- _THE REQUEST_: Tally up the lines below that include the word "contexto". Answer with the number alone.

- _PROVIDED RECORDS_:
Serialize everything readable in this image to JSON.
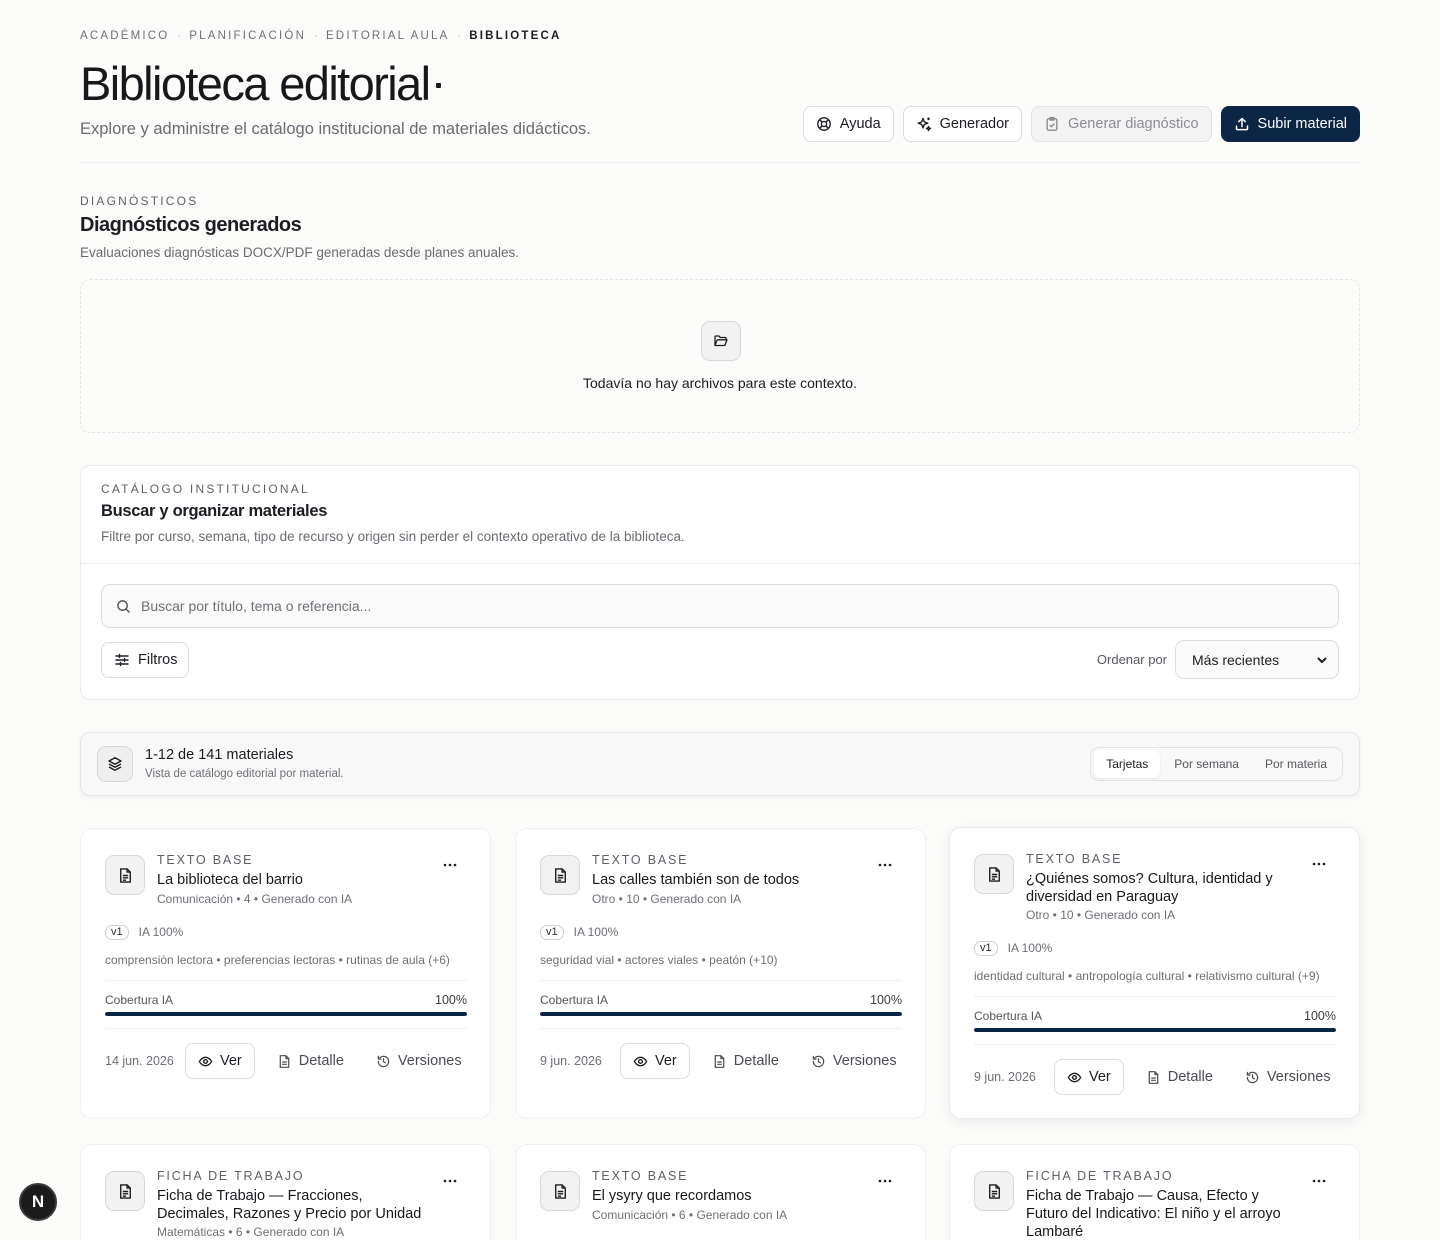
{
  "breadcrumb": [
    "ACADÉMICO",
    "PLANIFICACIÓN",
    "EDITORIAL AULA",
    "BIBLIOTECA"
  ],
  "page": {
    "title": "Biblioteca editorial",
    "subtitle": "Explore y administre el catálogo institucional de materiales didácticos."
  },
  "actions": {
    "help": "Ayuda",
    "generator": "Generador",
    "diagnostic": "Generar diagnóstico",
    "upload": "Subir material"
  },
  "diagnostics": {
    "eyebrow": "DIAGNÓSTICOS",
    "title": "Diagnósticos generados",
    "description": "Evaluaciones diagnósticas DOCX/PDF generadas desde planes anuales.",
    "empty_message": "Todavía no hay archivos para este contexto."
  },
  "catalog": {
    "eyebrow": "CATÁLOGO INSTITUCIONAL",
    "title": "Buscar y organizar materiales",
    "description": "Filtre por curso, semana, tipo de recurso y origen sin perder el contexto operativo de la biblioteca.",
    "search_placeholder": "Buscar por título, tema o referencia...",
    "filters_label": "Filtros",
    "sort_label": "Ordenar por",
    "sort_value": "Más recientes"
  },
  "results": {
    "count": "1-12 de 141 materiales",
    "subtitle": "Vista de catálogo editorial por material.",
    "views": [
      "Tarjetas",
      "Por semana",
      "Por materia"
    ],
    "active_view": "Tarjetas"
  },
  "card_labels": {
    "coverage": "Cobertura IA",
    "view": "Ver",
    "detail": "Detalle",
    "versions": "Versiones"
  },
  "cards": [
    {
      "type": "TEXTO BASE",
      "title": "La biblioteca del barrio",
      "meta": "Comunicación • 4 • Generado con IA",
      "version": "v1",
      "ai": "IA 100%",
      "tags": "comprensión lectora • preferencias lectoras • rutinas de aula (+6)",
      "coverage_pct": "100%",
      "coverage": 1.0,
      "date": "14 jun. 2026"
    },
    {
      "type": "TEXTO BASE",
      "title": "Las calles también son de todos",
      "meta": "Otro • 10 • Generado con IA",
      "version": "v1",
      "ai": "IA 100%",
      "tags": "seguridad vial • actores viales • peatón (+10)",
      "coverage_pct": "100%",
      "coverage": 1.0,
      "date": "9 jun. 2026"
    },
    {
      "type": "TEXTO BASE",
      "title": "¿Quiénes somos? Cultura, identidad y diversidad en Paraguay",
      "meta": "Otro • 10 • Generado con IA",
      "version": "v1",
      "ai": "IA 100%",
      "tags": "identidad cultural • antropología cultural • relativismo cultural (+9)",
      "coverage_pct": "100%",
      "coverage": 1.0,
      "date": "9 jun. 2026"
    },
    {
      "type": "FICHA DE TRABAJO",
      "title": "Ficha de Trabajo — Fracciones, Decimales, Razones y Precio por Unidad",
      "meta": "Matemáticas • 6 • Generado con IA"
    },
    {
      "type": "TEXTO BASE",
      "title": "El ysyry que recordamos",
      "meta": "Comunicación • 6 • Generado con IA"
    },
    {
      "type": "FICHA DE TRABAJO",
      "title": "Ficha de Trabajo — Causa, Efecto y Futuro del Indicativo: El niño y el arroyo Lambaré",
      "meta": ""
    }
  ],
  "fab_label": "N"
}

- _RESPONSE FOR THIS EXERCISE_: 2